TO BE DONE: Each record is to be transcribed exactly.

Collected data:
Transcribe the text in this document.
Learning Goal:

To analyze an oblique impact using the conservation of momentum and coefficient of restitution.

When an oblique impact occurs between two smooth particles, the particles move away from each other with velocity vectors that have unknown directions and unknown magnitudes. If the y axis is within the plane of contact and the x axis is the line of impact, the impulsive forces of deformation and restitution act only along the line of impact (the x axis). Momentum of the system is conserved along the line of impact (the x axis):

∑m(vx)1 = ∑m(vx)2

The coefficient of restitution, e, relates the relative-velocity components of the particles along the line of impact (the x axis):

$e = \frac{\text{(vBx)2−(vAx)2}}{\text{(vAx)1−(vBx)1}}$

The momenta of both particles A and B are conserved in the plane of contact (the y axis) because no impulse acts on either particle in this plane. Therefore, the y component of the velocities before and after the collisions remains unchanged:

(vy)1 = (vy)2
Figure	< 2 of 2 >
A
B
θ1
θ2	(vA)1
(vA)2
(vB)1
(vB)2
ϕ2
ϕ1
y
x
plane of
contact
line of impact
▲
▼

EXERCISE OUTPUT:
Transcribe the text in this document.
Learning Goal:

To analyze an oblique impact using the conservation of momentum and coefficient of restitution.

When an oblique impact occurs between two smooth particles, the particles move away from each other with velocity vectors that have unknown directions and unknown magnitudes. If the y axis is within the plane of contact and the x axis is the line of impact, the impulsive forces of deformation and restitution act only along the line of impact (the x axis). Momentum of the system is conserved along the line of impact (the x axis):

∑m(vx)1 = ∑m(vx)2

The coefficient of restitution, e, relates the relative-velocity components of the particles along the line of impact (the x axis):

$e = \frac{\text{(vBx)2−(vAx)2}}{\text{(vAx)1−(vBx)1}}$

The momenta of both particles A and B are conserved in the plane of contact (the y axis) because no impulse acts on either particle in this plane. Therefore, the y component of the velocities before and after the collisions remains unchanged:

(vy)1 = (vy)2
Figure	< 2 of 2 >
A
B
θ1
θ2	(vA)1
(vA)2
(vB)1
(vB)2
ϕ2
ϕ1
y
x
plane of
contact
line of impact
▲
▼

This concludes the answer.